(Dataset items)
^^^^
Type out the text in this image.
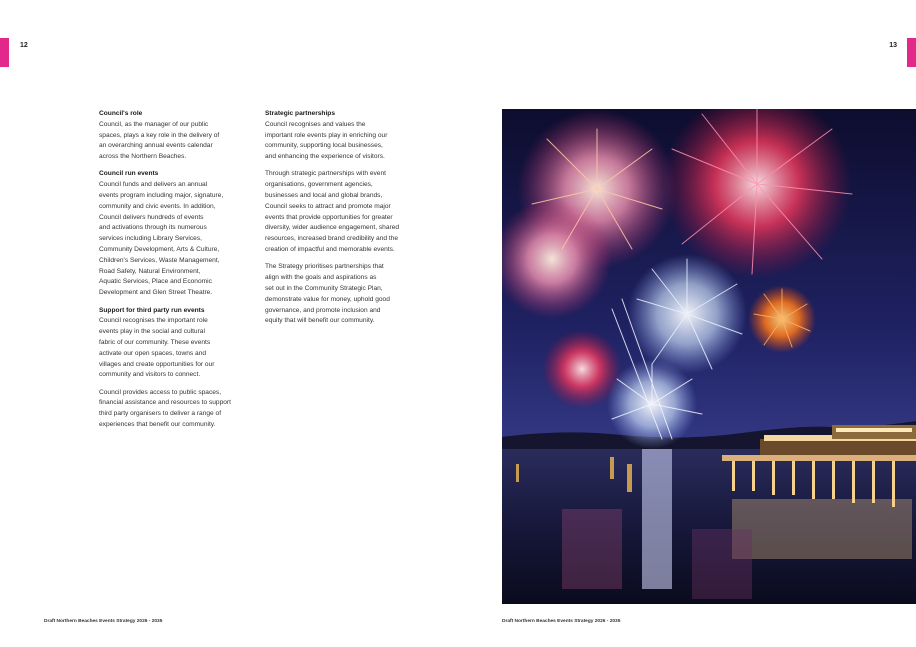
12	13
Council's role

Council, as the manager of our public
spaces, plays a key role in the delivery of
an overarching annual events calendar
across the Northern Beaches.

Council run events

Council funds and delivers an annual
events program including major, signature,
community and civic events. In addition,
Council delivers hundreds of events
and activations through its numerous
services including Library Services,
Community Development, Arts & Culture,
Children's Services, Waste Management,
Road Safety, Natural Environment,
Aquatic Services, Place and Economic
Development and Glen Street Theatre.

Support for third party run events

Council recognises the important role
events play in the social and cultural
fabric of our community. These events
activate our open spaces, towns and
villages and create opportunities for our
community and visitors to connect.

Council provides access to public spaces,
financial assistance and resources to support
third party organisers to deliver a range of
experiences that benefit our community.

Strategic partnerships

Council recognises and values the
important role events play in enriching our
community, supporting local businesses,
and enhancing the experience of visitors.

Through strategic partnerships with event
organisations, government agencies,
businesses and local and global brands,
Council seeks to attract and promote major
events that provide opportunities for greater
diversity, wider audience engagement, shared
resources, increased brand credibility and the
creation of impactful and memorable events.

The Strategy prioritises partnerships that
align with the goals and aspirations as
set out in the Community Strategic Plan,
demonstrate value for money, uphold good
governance, and promote inclusion and
equity that will benefit our community.

Draft Northern Beaches Events Strategy 2026 - 2035	Draft Northern Beaches Events Strategy 2026 - 2035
^^^^
● What you have to do: Reproduce the material above verbatim; omit every picture.

● Answer to this task:
Type out the text in this image.
12	13
Council's role

Council, as the manager of our public
spaces, plays a key role in the delivery of
an overarching annual events calendar
across the Northern Beaches.

Council run events

Council funds and delivers an annual
events program including major, signature,
community and civic events. In addition,
Council delivers hundreds of events
and activations through its numerous
services including Library Services,
Community Development, Arts & Culture,
Children's Services, Waste Management,
Road Safety, Natural Environment,
Aquatic Services, Place and Economic
Development and Glen Street Theatre.

Support for third party run events

Council recognises the important role
events play in the social and cultural
fabric of our community. These events
activate our open spaces, towns and
villages and create opportunities for our
community and visitors to connect.

Council provides access to public spaces,
financial assistance and resources to support
third party organisers to deliver a range of
experiences that benefit our community.

Strategic partnerships

Council recognises and values the
important role events play in enriching our
community, supporting local businesses,
and enhancing the experience of visitors.

Through strategic partnerships with event
organisations, government agencies,
businesses and local and global brands,
Council seeks to attract and promote major
events that provide opportunities for greater
diversity, wider audience engagement, shared
resources, increased brand credibility and the
creation of impactful and memorable events.

The Strategy prioritises partnerships that
align with the goals and aspirations as
set out in the Community Strategic Plan,
demonstrate value for money, uphold good
governance, and promote inclusion and
equity that will benefit our community.

Draft Northern Beaches Events Strategy 2026 - 2035	Draft Northern Beaches Events Strategy 2026 - 2035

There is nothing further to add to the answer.